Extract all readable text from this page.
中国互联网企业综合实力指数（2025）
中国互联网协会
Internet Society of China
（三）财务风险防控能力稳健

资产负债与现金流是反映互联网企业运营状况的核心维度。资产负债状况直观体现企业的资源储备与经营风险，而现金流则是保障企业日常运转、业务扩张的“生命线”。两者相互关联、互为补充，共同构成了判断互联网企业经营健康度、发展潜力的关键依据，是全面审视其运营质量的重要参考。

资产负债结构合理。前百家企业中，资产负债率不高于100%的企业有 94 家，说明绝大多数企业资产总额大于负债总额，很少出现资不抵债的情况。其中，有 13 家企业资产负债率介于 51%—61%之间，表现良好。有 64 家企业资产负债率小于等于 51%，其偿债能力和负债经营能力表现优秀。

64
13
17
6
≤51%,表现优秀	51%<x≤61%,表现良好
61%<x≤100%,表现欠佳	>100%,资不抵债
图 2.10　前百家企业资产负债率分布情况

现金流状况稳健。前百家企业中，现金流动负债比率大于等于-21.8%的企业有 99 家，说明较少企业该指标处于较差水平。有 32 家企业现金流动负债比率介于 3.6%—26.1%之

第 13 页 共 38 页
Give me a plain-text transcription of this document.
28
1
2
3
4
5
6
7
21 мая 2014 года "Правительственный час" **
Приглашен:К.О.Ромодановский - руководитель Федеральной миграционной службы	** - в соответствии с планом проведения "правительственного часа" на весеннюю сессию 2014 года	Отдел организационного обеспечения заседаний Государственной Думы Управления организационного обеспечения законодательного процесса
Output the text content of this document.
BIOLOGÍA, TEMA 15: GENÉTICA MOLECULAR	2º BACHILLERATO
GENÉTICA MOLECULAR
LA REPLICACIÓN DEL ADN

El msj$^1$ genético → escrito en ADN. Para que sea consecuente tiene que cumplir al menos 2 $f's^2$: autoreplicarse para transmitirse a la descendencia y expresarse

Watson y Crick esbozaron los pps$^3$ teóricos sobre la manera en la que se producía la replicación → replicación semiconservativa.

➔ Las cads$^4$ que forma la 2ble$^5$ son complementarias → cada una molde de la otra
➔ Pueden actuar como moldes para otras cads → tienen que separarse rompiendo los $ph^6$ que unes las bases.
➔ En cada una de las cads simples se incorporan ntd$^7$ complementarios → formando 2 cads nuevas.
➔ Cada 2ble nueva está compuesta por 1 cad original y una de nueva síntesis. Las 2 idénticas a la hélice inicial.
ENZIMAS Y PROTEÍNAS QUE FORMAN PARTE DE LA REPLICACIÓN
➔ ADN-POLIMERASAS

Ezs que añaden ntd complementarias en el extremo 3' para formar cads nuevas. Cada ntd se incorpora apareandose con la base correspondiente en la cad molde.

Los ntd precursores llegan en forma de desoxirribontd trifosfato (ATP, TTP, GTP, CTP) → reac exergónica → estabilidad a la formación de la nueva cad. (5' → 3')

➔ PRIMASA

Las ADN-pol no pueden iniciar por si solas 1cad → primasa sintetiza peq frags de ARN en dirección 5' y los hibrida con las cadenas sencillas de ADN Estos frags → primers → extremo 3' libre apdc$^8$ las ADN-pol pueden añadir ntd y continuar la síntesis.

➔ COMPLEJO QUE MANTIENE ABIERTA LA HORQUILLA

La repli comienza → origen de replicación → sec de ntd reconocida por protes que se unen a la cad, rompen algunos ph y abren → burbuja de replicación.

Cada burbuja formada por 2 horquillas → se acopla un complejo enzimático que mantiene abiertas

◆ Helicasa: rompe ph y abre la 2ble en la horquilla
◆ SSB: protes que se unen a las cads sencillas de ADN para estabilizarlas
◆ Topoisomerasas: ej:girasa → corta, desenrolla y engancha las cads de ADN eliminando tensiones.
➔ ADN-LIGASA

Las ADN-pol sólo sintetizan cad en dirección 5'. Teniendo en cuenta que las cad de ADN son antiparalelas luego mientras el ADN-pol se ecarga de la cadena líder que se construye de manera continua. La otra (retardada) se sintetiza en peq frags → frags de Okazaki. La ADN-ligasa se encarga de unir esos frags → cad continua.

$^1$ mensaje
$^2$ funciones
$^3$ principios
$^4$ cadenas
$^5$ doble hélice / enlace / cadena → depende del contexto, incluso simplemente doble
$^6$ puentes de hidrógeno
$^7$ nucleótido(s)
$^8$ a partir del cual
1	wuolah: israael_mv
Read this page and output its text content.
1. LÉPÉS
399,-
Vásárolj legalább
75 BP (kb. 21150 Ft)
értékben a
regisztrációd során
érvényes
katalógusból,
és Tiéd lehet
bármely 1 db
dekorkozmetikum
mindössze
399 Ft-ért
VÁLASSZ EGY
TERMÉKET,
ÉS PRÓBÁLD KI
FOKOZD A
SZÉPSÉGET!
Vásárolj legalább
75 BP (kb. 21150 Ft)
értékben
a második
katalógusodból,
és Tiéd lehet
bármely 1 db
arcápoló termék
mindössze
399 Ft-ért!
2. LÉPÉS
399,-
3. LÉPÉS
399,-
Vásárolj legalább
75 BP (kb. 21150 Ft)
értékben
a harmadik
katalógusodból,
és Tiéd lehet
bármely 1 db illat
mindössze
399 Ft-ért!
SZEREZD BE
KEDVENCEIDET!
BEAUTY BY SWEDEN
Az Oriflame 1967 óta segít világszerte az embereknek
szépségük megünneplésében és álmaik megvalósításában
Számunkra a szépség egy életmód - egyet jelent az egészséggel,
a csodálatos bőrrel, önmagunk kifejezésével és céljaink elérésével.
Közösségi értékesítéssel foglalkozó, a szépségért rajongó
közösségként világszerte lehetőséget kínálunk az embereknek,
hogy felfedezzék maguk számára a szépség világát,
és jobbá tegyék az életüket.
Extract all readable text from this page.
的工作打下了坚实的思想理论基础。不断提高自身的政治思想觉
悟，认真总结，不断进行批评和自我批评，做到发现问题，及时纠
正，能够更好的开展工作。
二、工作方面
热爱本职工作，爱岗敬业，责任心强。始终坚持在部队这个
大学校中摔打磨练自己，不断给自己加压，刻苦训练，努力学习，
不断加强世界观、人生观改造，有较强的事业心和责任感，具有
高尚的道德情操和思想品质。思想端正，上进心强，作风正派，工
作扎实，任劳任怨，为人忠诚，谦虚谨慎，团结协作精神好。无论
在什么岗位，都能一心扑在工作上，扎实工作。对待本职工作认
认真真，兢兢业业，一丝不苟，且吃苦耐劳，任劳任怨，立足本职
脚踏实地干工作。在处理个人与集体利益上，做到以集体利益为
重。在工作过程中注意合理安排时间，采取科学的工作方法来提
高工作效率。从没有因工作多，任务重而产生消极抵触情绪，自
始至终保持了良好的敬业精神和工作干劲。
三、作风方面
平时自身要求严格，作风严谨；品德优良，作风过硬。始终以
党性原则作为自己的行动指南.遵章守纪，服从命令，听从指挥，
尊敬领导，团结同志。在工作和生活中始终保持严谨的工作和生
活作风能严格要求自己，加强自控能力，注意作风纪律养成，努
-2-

WORK INSTRUCTIONS
Repeat the preceding lines exactly, please, every one of them.

RESPONSE
Extract all readable text from this page.
中国互联网企业综合实力指数（2025）
中国互联网协会
Internet Society of China
（三）财务风险防控能力稳健

资产负债与现金流是反映互联网企业运营状况的核心维度。资产负债状况直观体现企业的资源储备与经营风险，而现金流则是保障企业日常运转、业务扩张的“生命线”。两者相互关联、互为补充，共同构成了判断互联网企业经营健康度、发展潜力的关键依据，是全面审视其运营质量的重要参考。

资产负债结构合理。前百家企业中，资产负债率不高于100%的企业有 94 家，说明绝大多数企业资产总额大于负债总额，很少出现资不抵债的情况。其中，有 13 家企业资产负债率介于 51%—61%之间，表现良好。有 64 家企业资产负债率小于等于 51%，其偿债能力和负债经营能力表现优秀。

64
13
17
6
≤51%,表现优秀	51%<x≤61%,表现良好
61%<x≤100%,表现欠佳	>100%,资不抵债
图 2.10　前百家企业资产负债率分布情况

现金流状况稳健。前百家企业中，现金流动负债比率大于等于-21.8%的企业有 99 家，说明较少企业该指标处于较差水平。有 32 家企业现金流动负债比率介于 3.6%—26.1%之

第 13 页 共 38 页
Give me a plain-text transcription of this document.
28
1
2
3
4
5
6
7
21 мая 2014 года "Правительственный час" **
Приглашен:К.О.Ромодановский - руководитель Федеральной миграционной службы	** - в соответствии с планом проведения "правительственного часа" на весеннюю сессию 2014 года	Отдел организационного обеспечения заседаний Государственной Думы Управления организационного обеспечения законодательного процесса
Output the text content of this document.
BIOLOGÍA, TEMA 15: GENÉTICA MOLECULAR	2º BACHILLERATO
GENÉTICA MOLECULAR
LA REPLICACIÓN DEL ADN

El msj$^1$ genético → escrito en ADN. Para que sea consecuente tiene que cumplir al menos 2 $f's^2$: autoreplicarse para transmitirse a la descendencia y expresarse

Watson y Crick esbozaron los pps$^3$ teóricos sobre la manera en la que se producía la replicación → replicación semiconservativa.

➔ Las cads$^4$ que forma la 2ble$^5$ son complementarias → cada una molde de la otra
➔ Pueden actuar como moldes para otras cads → tienen que separarse rompiendo los $ph^6$ que unes las bases.
➔ En cada una de las cads simples se incorporan ntd$^7$ complementarios → formando 2 cads nuevas.
➔ Cada 2ble nueva está compuesta por 1 cad original y una de nueva síntesis. Las 2 idénticas a la hélice inicial.
ENZIMAS Y PROTEÍNAS QUE FORMAN PARTE DE LA REPLICACIÓN
➔ ADN-POLIMERASAS

Ezs que añaden ntd complementarias en el extremo 3' para formar cads nuevas. Cada ntd se incorpora apareandose con la base correspondiente en la cad molde.

Los ntd precursores llegan en forma de desoxirribontd trifosfato (ATP, TTP, GTP, CTP) → reac exergónica → estabilidad a la formación de la nueva cad. (5' → 3')

➔ PRIMASA

Las ADN-pol no pueden iniciar por si solas 1cad → primasa sintetiza peq frags de ARN en dirección 5' y los hibrida con las cadenas sencillas de ADN Estos frags → primers → extremo 3' libre apdc$^8$ las ADN-pol pueden añadir ntd y continuar la síntesis.

➔ COMPLEJO QUE MANTIENE ABIERTA LA HORQUILLA

La repli comienza → origen de replicación → sec de ntd reconocida por protes que se unen a la cad, rompen algunos ph y abren → burbuja de replicación.

Cada burbuja formada por 2 horquillas → se acopla un complejo enzimático que mantiene abiertas

◆ Helicasa: rompe ph y abre la 2ble en la horquilla
◆ SSB: protes que se unen a las cads sencillas de ADN para estabilizarlas
◆ Topoisomerasas: ej:girasa → corta, desenrolla y engancha las cads de ADN eliminando tensiones.
➔ ADN-LIGASA

Las ADN-pol sólo sintetizan cad en dirección 5'. Teniendo en cuenta que las cad de ADN son antiparalelas luego mientras el ADN-pol se ecarga de la cadena líder que se construye de manera continua. La otra (retardada) se sintetiza en peq frags → frags de Okazaki. La ADN-ligasa se encarga de unir esos frags → cad continua.

$^1$ mensaje
$^2$ funciones
$^3$ principios
$^4$ cadenas
$^5$ doble hélice / enlace / cadena → depende del contexto, incluso simplemente doble
$^6$ puentes de hidrógeno
$^7$ nucleótido(s)
$^8$ a partir del cual
1	wuolah: israael_mv
Read this page and output its text content.
1. LÉPÉS
399,-
Vásárolj legalább
75 BP (kb. 21150 Ft)
értékben a
regisztrációd során
érvényes
katalógusból,
és Tiéd lehet
bármely 1 db
dekorkozmetikum
mindössze
399 Ft-ért
VÁLASSZ EGY
TERMÉKET,
ÉS PRÓBÁLD KI
FOKOZD A
SZÉPSÉGET!
Vásárolj legalább
75 BP (kb. 21150 Ft)
értékben
a második
katalógusodból,
és Tiéd lehet
bármely 1 db
arcápoló termék
mindössze
399 Ft-ért!
2. LÉPÉS
399,-
3. LÉPÉS
399,-
Vásárolj legalább
75 BP (kb. 21150 Ft)
értékben
a harmadik
katalógusodból,
és Tiéd lehet
bármely 1 db illat
mindössze
399 Ft-ért!
SZEREZD BE
KEDVENCEIDET!
BEAUTY BY SWEDEN
Az Oriflame 1967 óta segít világszerte az embereknek
szépségük megünneplésében és álmaik megvalósításában
Számunkra a szépség egy életmód - egyet jelent az egészséggel,
a csodálatos bőrrel, önmagunk kifejezésével és céljaink elérésével.
Közösségi értékesítéssel foglalkozó, a szépségért rajongó
közösségként világszerte lehetőséget kínálunk az embereknek,
hogy felfedezzék maguk számára a szépség világát,
és jobbá tegyék az életüket.
Extract all readable text from this page.
的工作打下了坚实的思想理论基础。不断提高自身的政治思想觉
悟，认真总结，不断进行批评和自我批评，做到发现问题，及时纠
正，能够更好的开展工作。
二、工作方面
热爱本职工作，爱岗敬业，责任心强。始终坚持在部队这个
大学校中摔打磨练自己，不断给自己加压，刻苦训练，努力学习，
不断加强世界观、人生观改造，有较强的事业心和责任感，具有
高尚的道德情操和思想品质。思想端正，上进心强，作风正派，工
作扎实，任劳任怨，为人忠诚，谦虚谨慎，团结协作精神好。无论
在什么岗位，都能一心扑在工作上，扎实工作。对待本职工作认
认真真，兢兢业业，一丝不苟，且吃苦耐劳，任劳任怨，立足本职
脚踏实地干工作。在处理个人与集体利益上，做到以集体利益为
重。在工作过程中注意合理安排时间，采取科学的工作方法来提
高工作效率。从没有因工作多，任务重而产生消极抵触情绪，自
始至终保持了良好的敬业精神和工作干劲。
三、作风方面
平时自身要求严格，作风严谨；品德优良，作风过硬。始终以
党性原则作为自己的行动指南.遵章守纪，服从命令，听从指挥，
尊敬领导，团结同志。在工作和生活中始终保持严谨的工作和生
活作风能严格要求自己，加强自控能力，注意作风纪律养成，努
-2-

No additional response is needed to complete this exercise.